**INSTRUCTIONS TO FOLLOW:**
Copy out every line in which the string "Johann" occurs.

::: STORED ROWS

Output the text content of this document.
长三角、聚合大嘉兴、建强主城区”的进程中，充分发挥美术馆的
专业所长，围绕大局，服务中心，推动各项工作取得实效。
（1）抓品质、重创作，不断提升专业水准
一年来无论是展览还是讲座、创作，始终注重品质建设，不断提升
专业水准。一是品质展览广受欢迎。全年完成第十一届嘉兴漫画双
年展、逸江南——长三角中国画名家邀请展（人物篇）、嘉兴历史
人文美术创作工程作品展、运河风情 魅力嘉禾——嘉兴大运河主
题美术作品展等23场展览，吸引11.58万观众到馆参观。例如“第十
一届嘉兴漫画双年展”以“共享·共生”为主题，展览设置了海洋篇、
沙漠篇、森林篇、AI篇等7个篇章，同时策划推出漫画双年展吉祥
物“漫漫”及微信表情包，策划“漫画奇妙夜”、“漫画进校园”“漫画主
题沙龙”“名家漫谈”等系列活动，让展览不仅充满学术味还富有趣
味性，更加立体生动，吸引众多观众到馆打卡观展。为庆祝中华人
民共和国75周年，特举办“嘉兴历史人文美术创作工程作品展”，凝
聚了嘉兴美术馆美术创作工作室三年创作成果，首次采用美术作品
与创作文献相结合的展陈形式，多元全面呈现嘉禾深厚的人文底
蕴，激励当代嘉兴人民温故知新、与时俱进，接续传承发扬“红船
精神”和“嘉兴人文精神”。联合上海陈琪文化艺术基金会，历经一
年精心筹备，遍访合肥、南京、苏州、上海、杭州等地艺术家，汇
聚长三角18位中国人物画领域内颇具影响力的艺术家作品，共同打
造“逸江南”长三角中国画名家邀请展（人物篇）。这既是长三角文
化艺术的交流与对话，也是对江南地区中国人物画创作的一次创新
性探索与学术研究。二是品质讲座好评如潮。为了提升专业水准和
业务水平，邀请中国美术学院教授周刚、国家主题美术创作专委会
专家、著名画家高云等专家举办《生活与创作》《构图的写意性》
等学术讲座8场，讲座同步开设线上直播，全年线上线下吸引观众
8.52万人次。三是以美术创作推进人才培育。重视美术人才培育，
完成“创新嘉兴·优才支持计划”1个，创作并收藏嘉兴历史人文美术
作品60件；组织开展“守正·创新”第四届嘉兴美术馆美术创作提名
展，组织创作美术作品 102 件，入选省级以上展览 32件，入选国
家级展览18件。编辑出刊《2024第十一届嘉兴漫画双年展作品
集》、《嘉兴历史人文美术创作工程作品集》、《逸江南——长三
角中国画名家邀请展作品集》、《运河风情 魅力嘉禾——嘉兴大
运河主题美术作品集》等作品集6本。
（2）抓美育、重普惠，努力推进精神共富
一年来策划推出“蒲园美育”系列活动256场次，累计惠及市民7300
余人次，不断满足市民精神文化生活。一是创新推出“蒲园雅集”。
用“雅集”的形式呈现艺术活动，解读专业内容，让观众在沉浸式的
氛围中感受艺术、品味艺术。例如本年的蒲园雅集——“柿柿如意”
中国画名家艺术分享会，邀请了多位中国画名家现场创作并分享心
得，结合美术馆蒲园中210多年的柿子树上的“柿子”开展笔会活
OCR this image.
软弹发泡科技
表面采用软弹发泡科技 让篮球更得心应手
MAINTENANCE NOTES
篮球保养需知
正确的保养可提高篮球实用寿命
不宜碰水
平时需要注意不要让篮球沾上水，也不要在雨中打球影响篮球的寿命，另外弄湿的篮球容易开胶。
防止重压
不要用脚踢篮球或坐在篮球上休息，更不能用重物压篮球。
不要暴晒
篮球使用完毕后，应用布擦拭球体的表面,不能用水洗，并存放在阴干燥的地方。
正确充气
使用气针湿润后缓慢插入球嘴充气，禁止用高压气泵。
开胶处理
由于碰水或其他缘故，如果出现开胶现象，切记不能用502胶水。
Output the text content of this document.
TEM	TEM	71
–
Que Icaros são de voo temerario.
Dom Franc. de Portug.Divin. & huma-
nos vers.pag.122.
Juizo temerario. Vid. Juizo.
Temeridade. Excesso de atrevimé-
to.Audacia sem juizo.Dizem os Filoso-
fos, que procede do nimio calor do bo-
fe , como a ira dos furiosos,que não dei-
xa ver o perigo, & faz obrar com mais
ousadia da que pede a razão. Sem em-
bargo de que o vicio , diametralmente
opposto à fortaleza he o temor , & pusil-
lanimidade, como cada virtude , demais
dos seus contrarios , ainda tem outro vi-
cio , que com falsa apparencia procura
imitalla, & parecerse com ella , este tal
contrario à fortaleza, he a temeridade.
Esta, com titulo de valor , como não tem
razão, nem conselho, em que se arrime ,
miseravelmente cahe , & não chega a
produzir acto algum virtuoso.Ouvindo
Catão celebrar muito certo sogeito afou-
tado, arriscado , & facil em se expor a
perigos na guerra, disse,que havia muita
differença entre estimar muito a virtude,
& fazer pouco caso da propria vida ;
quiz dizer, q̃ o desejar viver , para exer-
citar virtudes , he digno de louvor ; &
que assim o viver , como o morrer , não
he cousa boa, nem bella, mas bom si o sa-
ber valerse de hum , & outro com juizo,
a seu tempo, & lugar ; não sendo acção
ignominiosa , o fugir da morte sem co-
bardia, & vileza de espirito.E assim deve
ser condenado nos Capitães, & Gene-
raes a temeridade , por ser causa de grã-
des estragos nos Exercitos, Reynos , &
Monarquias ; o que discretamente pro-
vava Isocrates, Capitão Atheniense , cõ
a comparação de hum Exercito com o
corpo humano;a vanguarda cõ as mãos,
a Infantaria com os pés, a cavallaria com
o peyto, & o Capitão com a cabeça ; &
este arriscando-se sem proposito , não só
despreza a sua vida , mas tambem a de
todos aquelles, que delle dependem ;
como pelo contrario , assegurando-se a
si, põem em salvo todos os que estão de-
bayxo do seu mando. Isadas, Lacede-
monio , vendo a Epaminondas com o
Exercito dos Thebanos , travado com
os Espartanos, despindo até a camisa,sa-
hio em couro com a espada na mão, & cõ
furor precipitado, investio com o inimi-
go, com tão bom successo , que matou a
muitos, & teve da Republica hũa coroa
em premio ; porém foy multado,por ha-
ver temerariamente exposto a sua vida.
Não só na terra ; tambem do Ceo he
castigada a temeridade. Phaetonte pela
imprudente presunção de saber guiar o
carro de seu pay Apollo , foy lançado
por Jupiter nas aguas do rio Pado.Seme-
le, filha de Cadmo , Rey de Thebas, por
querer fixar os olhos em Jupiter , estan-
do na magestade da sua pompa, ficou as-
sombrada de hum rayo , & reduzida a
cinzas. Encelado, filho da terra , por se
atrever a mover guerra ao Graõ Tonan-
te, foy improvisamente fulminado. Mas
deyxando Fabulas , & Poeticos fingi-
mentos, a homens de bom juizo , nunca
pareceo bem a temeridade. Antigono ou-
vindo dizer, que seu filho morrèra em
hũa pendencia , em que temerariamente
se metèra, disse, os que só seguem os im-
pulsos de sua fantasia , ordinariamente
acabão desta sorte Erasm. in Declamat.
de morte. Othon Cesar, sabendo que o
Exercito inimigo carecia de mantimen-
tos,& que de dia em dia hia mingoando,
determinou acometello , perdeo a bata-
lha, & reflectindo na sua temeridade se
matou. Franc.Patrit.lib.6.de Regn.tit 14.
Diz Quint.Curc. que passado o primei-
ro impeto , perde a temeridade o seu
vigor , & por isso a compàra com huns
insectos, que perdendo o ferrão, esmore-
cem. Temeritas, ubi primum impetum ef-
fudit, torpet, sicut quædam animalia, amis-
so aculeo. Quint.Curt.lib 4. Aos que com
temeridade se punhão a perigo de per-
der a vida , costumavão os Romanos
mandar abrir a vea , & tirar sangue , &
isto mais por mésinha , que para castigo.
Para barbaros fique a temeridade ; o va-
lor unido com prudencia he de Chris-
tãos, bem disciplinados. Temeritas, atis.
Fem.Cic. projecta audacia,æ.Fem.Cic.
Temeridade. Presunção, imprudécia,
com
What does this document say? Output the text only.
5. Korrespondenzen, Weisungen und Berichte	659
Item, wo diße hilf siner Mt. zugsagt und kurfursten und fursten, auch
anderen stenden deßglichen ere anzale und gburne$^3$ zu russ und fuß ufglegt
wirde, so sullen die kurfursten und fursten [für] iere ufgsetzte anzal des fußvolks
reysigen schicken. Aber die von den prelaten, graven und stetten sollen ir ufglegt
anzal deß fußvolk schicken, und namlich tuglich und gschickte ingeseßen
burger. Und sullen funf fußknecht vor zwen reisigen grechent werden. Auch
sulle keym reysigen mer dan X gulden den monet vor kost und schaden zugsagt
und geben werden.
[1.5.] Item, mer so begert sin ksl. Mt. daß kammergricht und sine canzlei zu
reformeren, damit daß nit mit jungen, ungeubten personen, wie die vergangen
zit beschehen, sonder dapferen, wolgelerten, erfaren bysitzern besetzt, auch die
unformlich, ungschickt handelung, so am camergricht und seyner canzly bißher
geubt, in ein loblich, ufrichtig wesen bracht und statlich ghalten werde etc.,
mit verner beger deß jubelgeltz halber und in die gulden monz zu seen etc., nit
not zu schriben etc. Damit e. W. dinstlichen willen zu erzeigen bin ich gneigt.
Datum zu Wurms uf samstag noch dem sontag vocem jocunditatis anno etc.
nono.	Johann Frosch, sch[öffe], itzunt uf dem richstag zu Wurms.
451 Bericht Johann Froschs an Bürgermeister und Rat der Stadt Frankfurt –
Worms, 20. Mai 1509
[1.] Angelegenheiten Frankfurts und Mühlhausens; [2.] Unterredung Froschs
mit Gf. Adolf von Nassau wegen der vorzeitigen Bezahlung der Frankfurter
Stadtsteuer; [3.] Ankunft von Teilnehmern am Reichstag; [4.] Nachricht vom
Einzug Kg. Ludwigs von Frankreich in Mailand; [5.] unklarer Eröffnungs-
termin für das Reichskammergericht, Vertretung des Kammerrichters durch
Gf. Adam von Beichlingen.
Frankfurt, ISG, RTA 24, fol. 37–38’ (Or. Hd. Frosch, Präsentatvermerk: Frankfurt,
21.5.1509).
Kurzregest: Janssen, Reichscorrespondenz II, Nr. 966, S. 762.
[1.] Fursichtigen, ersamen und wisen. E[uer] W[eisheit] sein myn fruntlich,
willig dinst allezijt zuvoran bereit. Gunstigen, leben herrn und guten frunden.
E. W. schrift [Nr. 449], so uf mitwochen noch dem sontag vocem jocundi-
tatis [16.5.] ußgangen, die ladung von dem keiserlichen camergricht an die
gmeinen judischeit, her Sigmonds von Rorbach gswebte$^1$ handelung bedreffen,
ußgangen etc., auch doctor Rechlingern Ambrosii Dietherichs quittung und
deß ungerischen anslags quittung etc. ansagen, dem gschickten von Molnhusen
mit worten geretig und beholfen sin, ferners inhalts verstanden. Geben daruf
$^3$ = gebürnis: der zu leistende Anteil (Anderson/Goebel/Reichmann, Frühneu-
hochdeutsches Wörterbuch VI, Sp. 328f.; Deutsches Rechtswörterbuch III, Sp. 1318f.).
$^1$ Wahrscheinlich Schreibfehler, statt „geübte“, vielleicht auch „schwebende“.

::::::

**SOLVED EXERCISE:**
nono.	Johann Frosch, sch[öffe], itzunt uf dem richstag zu Wurms.
451 Bericht Johann Froschs an Bürgermeister und Rat der Stadt Frankfurt –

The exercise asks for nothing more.